EXERCISE TEXT below:

For more on this:
- "Net-related crimes against children: Reality check" about the latest research from the University of New Hampshire's Crimes Against Children Research Center, at NetFamilyNews
- "Pedophiles better at using Internet to prey on kids" from the Associated Press
- "I was groomed online" at the BBC
- "Posing as kids - for their own good" at NetFamilyNews, linking to in-depth coverage at the New York Times (behind a screen requiring payment)
Special note to parents: Having followed online-safety news for eight years, I've seen many reports of successful convictions because of this creative police work, and parents may want to note that very rarely do these cases involve children over 14 (see the UNH research referred to in the first bullet). Very young teens seem to be most susceptible to the overtures of these criminals, and parents need to be engaged in children's chatroom experiences, if chat is even allowed.
In Other News
- Get the patches! If your family computer is a Windows one, be sure to get the new patches Microsoft has just released (if you haven't turned on automatic updates here). Microsoft says three of them are critical to your PC's security. They include a patch bundle for the Internet Explorer browser, and you need it even if you've switched to Firefox, Washington Post security expert Brian Krebs points out.
- New IM worm. Parents of instant-messagers need to be aware that IM and file-sharing are definitely vulnerable points for the family PC. "In June, technicians at the [Akonix] IM security [firm] registered a 400% increase in threats targeting instant messaging and P2P networks," Internet News reports. Last month was better, they said, but there's a new IM worm circulating. Called Chode-D, the spyware-installing worm was deemed "medium risk" by Akonix. It "runs continuously in the background of computers," allowing a "remote intruder" to, among other things, send emails, download software, participate in denial-of-service attacks, steal passwords, and disable anti-virus products.
- Digital music-scene primer. There are so many ins and outs to digital music - the costs, pluses, and minuses of playing, renting, and owning - that few kids, much less parents, can keep up with it all. So the New York Times's David Pogue has provided quite a service in walking us through a bunch of them. For example, if you rent/subscribe and want to move tunes to your MP3 player, note that you need to connect it to "the mother ship" service once a month so those songs don't self-destruct; Yahoo Music lets subscribers swap tunes via Instant Messenger; Wal-Mart has a limited library, but it will press a custom CD for you; and you can only listen (not burn) Rhapsody's free 25 songs a month, but they'll give you a good feel for what's happening on the pop scene. Check it out, and you may be able to help music fans at your house stretch their music budgets.

End of EXERCISE TEXT.
PROVIDED RECORDS below:

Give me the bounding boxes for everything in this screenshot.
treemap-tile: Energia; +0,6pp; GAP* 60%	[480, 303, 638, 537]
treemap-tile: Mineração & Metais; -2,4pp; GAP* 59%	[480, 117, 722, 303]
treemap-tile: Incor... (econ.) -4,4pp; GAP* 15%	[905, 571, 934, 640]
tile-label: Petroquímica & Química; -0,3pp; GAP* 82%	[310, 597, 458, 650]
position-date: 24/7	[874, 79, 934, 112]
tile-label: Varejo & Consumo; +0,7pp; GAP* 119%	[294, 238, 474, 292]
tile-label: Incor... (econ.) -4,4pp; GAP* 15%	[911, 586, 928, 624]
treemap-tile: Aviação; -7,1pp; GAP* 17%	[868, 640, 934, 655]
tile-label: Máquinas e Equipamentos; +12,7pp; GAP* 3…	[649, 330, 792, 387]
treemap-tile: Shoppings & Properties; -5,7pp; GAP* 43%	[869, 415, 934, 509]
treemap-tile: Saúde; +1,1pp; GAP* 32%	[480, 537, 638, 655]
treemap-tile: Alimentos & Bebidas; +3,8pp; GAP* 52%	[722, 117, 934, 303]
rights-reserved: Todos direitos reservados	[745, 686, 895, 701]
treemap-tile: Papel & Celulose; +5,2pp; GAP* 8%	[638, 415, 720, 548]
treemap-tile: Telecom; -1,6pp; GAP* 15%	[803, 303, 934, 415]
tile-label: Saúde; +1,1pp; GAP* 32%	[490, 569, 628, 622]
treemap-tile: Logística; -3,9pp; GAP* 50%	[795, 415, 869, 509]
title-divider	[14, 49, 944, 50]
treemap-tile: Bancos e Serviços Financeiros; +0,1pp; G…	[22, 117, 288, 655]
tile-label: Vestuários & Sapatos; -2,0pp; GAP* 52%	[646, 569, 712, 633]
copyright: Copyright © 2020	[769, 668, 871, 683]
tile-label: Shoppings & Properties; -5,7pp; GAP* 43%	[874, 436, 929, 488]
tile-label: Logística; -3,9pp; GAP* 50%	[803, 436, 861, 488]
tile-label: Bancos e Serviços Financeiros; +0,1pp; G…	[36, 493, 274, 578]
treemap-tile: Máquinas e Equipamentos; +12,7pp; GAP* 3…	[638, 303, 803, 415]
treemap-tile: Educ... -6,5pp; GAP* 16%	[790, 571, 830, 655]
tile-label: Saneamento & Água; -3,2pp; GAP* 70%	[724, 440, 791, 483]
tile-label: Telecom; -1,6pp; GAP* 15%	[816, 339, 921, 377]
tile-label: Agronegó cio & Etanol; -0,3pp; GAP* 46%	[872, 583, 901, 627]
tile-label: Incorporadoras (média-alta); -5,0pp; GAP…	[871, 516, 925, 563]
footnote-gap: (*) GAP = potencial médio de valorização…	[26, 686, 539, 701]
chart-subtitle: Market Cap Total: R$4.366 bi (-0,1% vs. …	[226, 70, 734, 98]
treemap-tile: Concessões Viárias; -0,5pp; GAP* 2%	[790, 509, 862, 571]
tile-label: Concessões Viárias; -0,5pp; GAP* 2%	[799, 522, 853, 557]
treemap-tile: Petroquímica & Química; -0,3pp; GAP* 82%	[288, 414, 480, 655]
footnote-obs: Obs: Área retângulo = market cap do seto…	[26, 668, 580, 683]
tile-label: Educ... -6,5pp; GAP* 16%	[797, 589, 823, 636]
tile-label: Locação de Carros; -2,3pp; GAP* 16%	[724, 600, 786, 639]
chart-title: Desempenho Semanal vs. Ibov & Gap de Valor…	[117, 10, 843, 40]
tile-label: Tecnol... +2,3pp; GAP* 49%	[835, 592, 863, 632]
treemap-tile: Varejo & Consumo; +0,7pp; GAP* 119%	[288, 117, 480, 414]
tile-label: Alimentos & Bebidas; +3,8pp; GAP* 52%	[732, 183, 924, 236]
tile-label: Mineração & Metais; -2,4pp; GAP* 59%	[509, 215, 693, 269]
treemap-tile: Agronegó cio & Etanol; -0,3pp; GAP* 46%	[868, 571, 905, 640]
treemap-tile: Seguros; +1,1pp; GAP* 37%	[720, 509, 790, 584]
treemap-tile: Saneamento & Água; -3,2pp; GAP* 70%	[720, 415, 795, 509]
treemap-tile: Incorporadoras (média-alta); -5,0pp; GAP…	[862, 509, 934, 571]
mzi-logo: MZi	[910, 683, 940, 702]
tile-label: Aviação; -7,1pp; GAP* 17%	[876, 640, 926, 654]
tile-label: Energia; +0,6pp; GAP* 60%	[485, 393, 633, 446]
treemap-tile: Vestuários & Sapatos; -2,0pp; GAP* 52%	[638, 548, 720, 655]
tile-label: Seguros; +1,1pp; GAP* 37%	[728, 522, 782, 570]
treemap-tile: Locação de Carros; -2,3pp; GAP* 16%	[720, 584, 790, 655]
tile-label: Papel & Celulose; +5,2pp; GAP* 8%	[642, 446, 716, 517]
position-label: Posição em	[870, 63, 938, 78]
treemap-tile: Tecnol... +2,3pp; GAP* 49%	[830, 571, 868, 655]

End of PROVIDED RECORDS.

## EXERCISE INSTRUCTIONS:
Answer from the online-safety news text:
(a) According to the special note to parents, children over what age are very rarely involved in these cases?
(b) What percentage increase in threats targeting instant messaging and P2P networks did Akonix register in June?
(c) How many free songs a month does Rhapsody offer?
The material isn't needed for this exercise.

## WRITTEN SOLUTION:
(a) 14
(b) 400%
(c) 25